== Supplied records ==

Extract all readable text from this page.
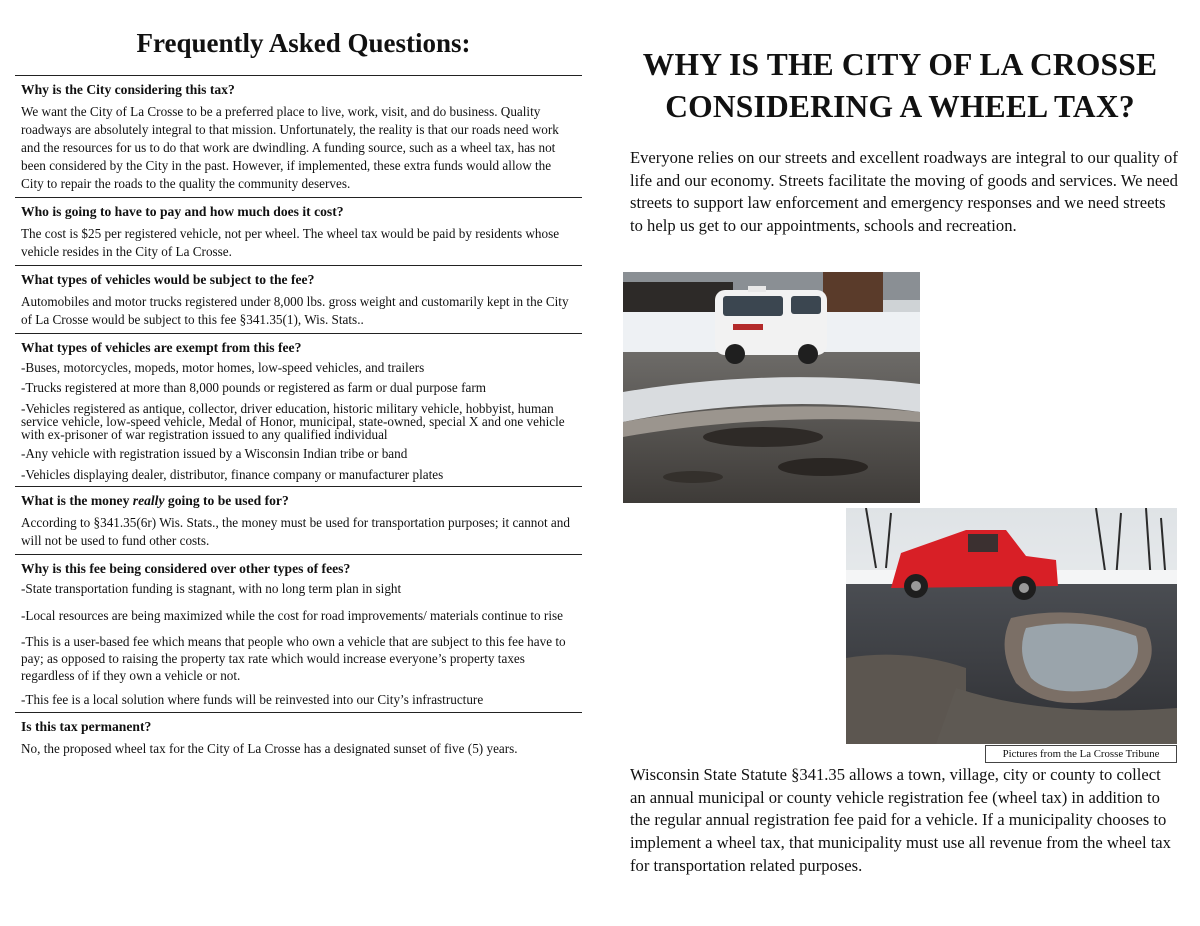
Frequently Asked Questions:

Why is the City considering this tax?

We want the City of La Crosse to be a preferred place to live, work, visit, and do business. Quality roadways are absolutely integral to that mission. Unfortunately, the reality is that our roads need work and the resources for us to do that work are dwindling. A funding source, such as a wheel tax, has not been considered by the City in the past. However, if implemented, these extra funds would allow the City to repair the roads to the quality the community deserves.

Who is going to have to pay and how much does it cost?

The cost is $25 per registered vehicle, not per wheel. The wheel tax would be paid by residents whose vehicle resides in the City of La Crosse.

What types of vehicles would be subject to the fee?

Automobiles and motor trucks registered under 8,000 lbs. gross weight and customarily kept in the City of La Crosse would be subject to this fee §341.35(1), Wis. Stats..

What types of vehicles are exempt from this fee?

-Buses, motorcycles, mopeds, motor homes, low-speed vehicles, and trailers

-Trucks registered at more than 8,000 pounds or registered as farm or dual purpose farm

-Vehicles registered as antique, collector, driver education, historic military vehicle, hobbyist, human service vehicle, low-speed vehicle, Medal of Honor, municipal, state-owned, special X and one vehicle with ex-prisoner of war registration issued to any qualified individual

-Any vehicle with registration issued by a Wisconsin Indian tribe or band

-Vehicles displaying dealer, distributor, finance company or manufacturer plates

What is the money really going to be used for?

According to §341.35(6r) Wis. Stats., the money must be used for transportation purposes; it cannot and will not be used to fund other costs.

Why is this fee being considered over other types of fees?

-State transportation funding is stagnant, with no long term plan in sight

-Local resources are being maximized while the cost for road improvements/ materials continue to rise

-This is a user-based fee which means that people who own a vehicle that are subject to this fee have to pay; as opposed to raising the property tax rate which would increase everyone’s property taxes regardless of if they own a vehicle or not.

-This fee is a local solution where funds will be reinvested into our City’s infrastructure

Is this tax permanent?

No, the proposed wheel tax for the City of La Crosse has a designated sunset of five (5) years.

WHY IS THE CITY OF LA CROSSE
CONSIDERING A WHEEL TAX?

Everyone relies on our streets and excellent roadways are integral to our quality of life and our economy. Streets facilitate the moving of goods and services. We need streets to support law enforcement and emergency responses and we need streets to help us get to our appointments, schools and recreation.

Pictures from the La Crosse Tribune

Wisconsin State Statute §341.35 allows a town, village, city or county to collect an annual municipal or county vehicle registration fee (wheel tax) in addition to the regular annual registration fee paid for a vehicle. If a municipality chooses to implement a wheel tax, that municipality must use all revenue from the wheel tax for transportation related purposes.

===

(Required work) Copy out all of the data word for word. Do not carry over any picture.

(The answer)
Extract all readable text from this page.
Frequently Asked Questions:

Why is the City considering this tax?

We want the City of La Crosse to be a preferred place to live, work, visit, and do business. Quality roadways are absolutely integral to that mission. Unfortunately, the reality is that our roads need work and the resources for us to do that work are dwindling. A funding source, such as a wheel tax, has not been considered by the City in the past. However, if implemented, these extra funds would allow the City to repair the roads to the quality the community deserves.

Who is going to have to pay and how much does it cost?

The cost is $25 per registered vehicle, not per wheel. The wheel tax would be paid by residents whose vehicle resides in the City of La Crosse.

What types of vehicles would be subject to the fee?

Automobiles and motor trucks registered under 8,000 lbs. gross weight and customarily kept in the City of La Crosse would be subject to this fee §341.35(1), Wis. Stats..

What types of vehicles are exempt from this fee?

-Buses, motorcycles, mopeds, motor homes, low-speed vehicles, and trailers

-Trucks registered at more than 8,000 pounds or registered as farm or dual purpose farm

-Vehicles registered as antique, collector, driver education, historic military vehicle, hobbyist, human service vehicle, low-speed vehicle, Medal of Honor, municipal, state-owned, special X and one vehicle with ex-prisoner of war registration issued to any qualified individual

-Any vehicle with registration issued by a Wisconsin Indian tribe or band

-Vehicles displaying dealer, distributor, finance company or manufacturer plates

What is the money really going to be used for?

According to §341.35(6r) Wis. Stats., the money must be used for transportation purposes; it cannot and will not be used to fund other costs.

Why is this fee being considered over other types of fees?

-State transportation funding is stagnant, with no long term plan in sight

-Local resources are being maximized while the cost for road improvements/ materials continue to rise

-This is a user-based fee which means that people who own a vehicle that are subject to this fee have to pay; as opposed to raising the property tax rate which would increase everyone’s property taxes regardless of if they own a vehicle or not.

-This fee is a local solution where funds will be reinvested into our City’s infrastructure

Is this tax permanent?

No, the proposed wheel tax for the City of La Crosse has a designated sunset of five (5) years.

WHY IS THE CITY OF LA CROSSE
CONSIDERING A WHEEL TAX?

Everyone relies on our streets and excellent roadways are integral to our quality of life and our economy. Streets facilitate the moving of goods and services. We need streets to support law enforcement and emergency responses and we need streets to help us get to our appointments, schools and recreation.

Pictures from the La Crosse Tribune

Wisconsin State Statute §341.35 allows a town, village, city or county to collect an annual municipal or county vehicle registration fee (wheel tax) in addition to the regular annual registration fee paid for a vehicle. If a municipality chooses to implement a wheel tax, that municipality must use all revenue from the wheel tax for transportation related purposes.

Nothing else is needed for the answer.